Task details –
Return each line containing the string "fraction".

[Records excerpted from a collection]
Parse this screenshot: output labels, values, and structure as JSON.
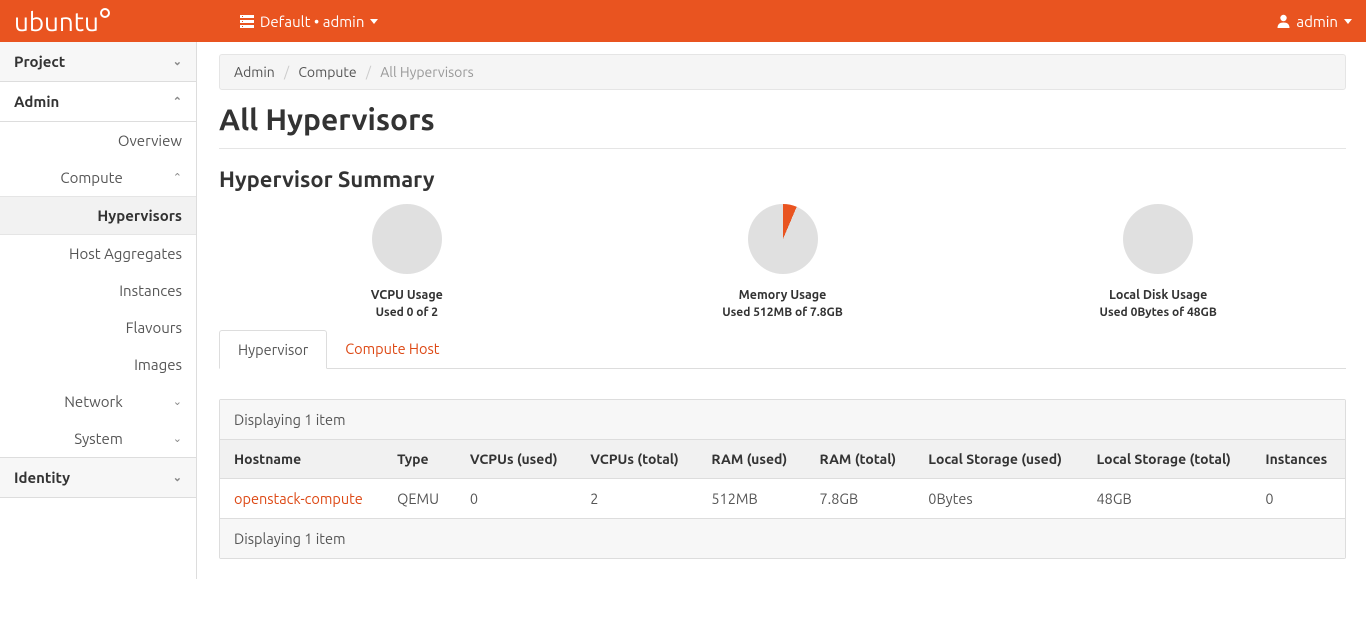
{
  "header": {
    "logo_text": "ubuntu",
    "project_selector": "Default • admin",
    "user_label": "admin"
  },
  "sidebar": {
    "project_label": "Project",
    "admin_label": "Admin",
    "overview_label": "Overview",
    "compute_label": "Compute",
    "hypervisors_label": "Hypervisors",
    "host_aggregates_label": "Host Aggregates",
    "instances_label": "Instances",
    "flavours_label": "Flavours",
    "images_label": "Images",
    "network_label": "Network",
    "system_label": "System",
    "identity_label": "Identity"
  },
  "breadcrumb": {
    "item0": "Admin",
    "item1": "Compute",
    "item2": "All Hypervisors"
  },
  "page": {
    "title": "All Hypervisors",
    "summary_title": "Hypervisor Summary"
  },
  "chart_data": [
    {
      "type": "pie",
      "title": "VCPU Usage",
      "subtitle": "Used 0 of 2",
      "used": 0,
      "total": 2,
      "fraction": 0
    },
    {
      "type": "pie",
      "title": "Memory Usage",
      "subtitle": "Used 512MB of 7.8GB",
      "used_label": "512MB",
      "total_label": "7.8GB",
      "fraction": 0.064
    },
    {
      "type": "pie",
      "title": "Local Disk Usage",
      "subtitle": "Used 0Bytes of 48GB",
      "used_label": "0Bytes",
      "total_label": "48GB",
      "fraction": 0
    }
  ],
  "tabs": {
    "hypervisor": "Hypervisor",
    "compute_host": "Compute Host"
  },
  "table": {
    "caption": "Displaying 1 item",
    "footer": "Displaying 1 item",
    "columns": {
      "hostname": "Hostname",
      "type": "Type",
      "vcpus_used": "VCPUs (used)",
      "vcpus_total": "VCPUs (total)",
      "ram_used": "RAM (used)",
      "ram_total": "RAM (total)",
      "ls_used": "Local Storage (used)",
      "ls_total": "Local Storage (total)",
      "instances": "Instances"
    },
    "rows": [
      {
        "hostname": "openstack-compute",
        "type": "QEMU",
        "vcpus_used": "0",
        "vcpus_total": "2",
        "ram_used": "512MB",
        "ram_total": "7.8GB",
        "ls_used": "0Bytes",
        "ls_total": "48GB",
        "instances": "0"
      }
    ]
  }
}
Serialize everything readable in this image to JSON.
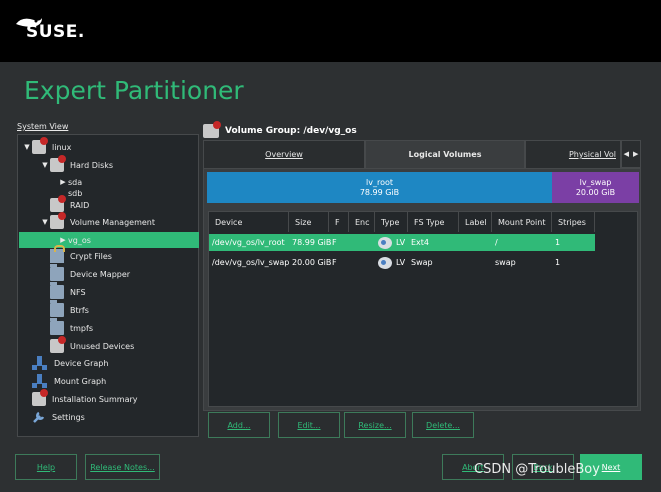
{
  "brand": {
    "logo_text": "SUSE."
  },
  "title": "Expert Partitioner",
  "system_view": {
    "label": "System View",
    "tree": [
      {
        "label": "linux",
        "indent": 0,
        "arrow": "▼",
        "icon": "disk"
      },
      {
        "label": "Hard Disks",
        "indent": 1,
        "arrow": "▼",
        "icon": "disk"
      },
      {
        "label": "sda",
        "indent": 2,
        "arrow": "▶",
        "icon": ""
      },
      {
        "label": "sdb",
        "indent": 2,
        "arrow": "",
        "icon": ""
      },
      {
        "label": "RAID",
        "indent": 1,
        "arrow": "",
        "icon": "disk"
      },
      {
        "label": "Volume Management",
        "indent": 1,
        "arrow": "▼",
        "icon": "disk"
      },
      {
        "label": "vg_os",
        "indent": 2,
        "arrow": "▶",
        "icon": "",
        "selected": true
      },
      {
        "label": "Crypt Files",
        "indent": 1,
        "arrow": "",
        "icon": "lock"
      },
      {
        "label": "Device Mapper",
        "indent": 1,
        "arrow": "",
        "icon": "folder"
      },
      {
        "label": "NFS",
        "indent": 1,
        "arrow": "",
        "icon": "folder"
      },
      {
        "label": "Btrfs",
        "indent": 1,
        "arrow": "",
        "icon": "folder"
      },
      {
        "label": "tmpfs",
        "indent": 1,
        "arrow": "",
        "icon": "folder"
      },
      {
        "label": "Unused Devices",
        "indent": 1,
        "arrow": "",
        "icon": "disk"
      },
      {
        "label": "Device Graph",
        "indent": 0,
        "arrow": "",
        "icon": "graph"
      },
      {
        "label": "Mount Graph",
        "indent": 0,
        "arrow": "",
        "icon": "graph"
      },
      {
        "label": "Installation Summary",
        "indent": 0,
        "arrow": "",
        "icon": "disk"
      },
      {
        "label": "Settings",
        "indent": 0,
        "arrow": "",
        "icon": "wrench"
      }
    ]
  },
  "volume_group": {
    "header": "Volume Group: /dev/vg_os"
  },
  "tabs": [
    {
      "label": "Overview",
      "active": false
    },
    {
      "label": "Logical Volumes",
      "active": true
    },
    {
      "label": "Physical Vol",
      "active": false
    }
  ],
  "usage_bar": [
    {
      "name": "lv_root",
      "size": "78.99 GiB",
      "fraction": 0.798,
      "color": "#1e87c3"
    },
    {
      "name": "lv_swap",
      "size": "20.00 GiB",
      "fraction": 0.202,
      "color": "#7b3fa5"
    }
  ],
  "table": {
    "headers": [
      "Device",
      "Size",
      "F",
      "Enc",
      "Type",
      "FS Type",
      "Label",
      "Mount Point",
      "Stripes"
    ],
    "rows": [
      {
        "device": "/dev/vg_os/lv_root",
        "size": "78.99 GiB",
        "f": "F",
        "enc": "",
        "type": "LV",
        "fs_type": "Ext4",
        "label": "",
        "mount": "/",
        "stripes": "1",
        "selected": true
      },
      {
        "device": "/dev/vg_os/lv_swap",
        "size": "20.00 GiB",
        "f": "F",
        "enc": "",
        "type": "LV",
        "fs_type": "Swap",
        "label": "",
        "mount": "swap",
        "stripes": "1",
        "selected": false
      }
    ]
  },
  "actions": {
    "add": "Add...",
    "edit": "Edit...",
    "resize": "Resize...",
    "delete": "Delete..."
  },
  "footer": {
    "help": "Help",
    "release_notes": "Release Notes...",
    "abort": "Abort",
    "back": "Back",
    "next": "Next"
  },
  "watermark": "CSDN @TroubleBoy",
  "colors": {
    "accent": "#30ba78",
    "lv_root": "#1e87c3",
    "lv_swap": "#7b3fa5"
  }
}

Result of the exercise –
      "fraction": 0
      "fraction": 0.064
      "fraction": 0
      "fraction": 0.798,
      "fraction": 0.202,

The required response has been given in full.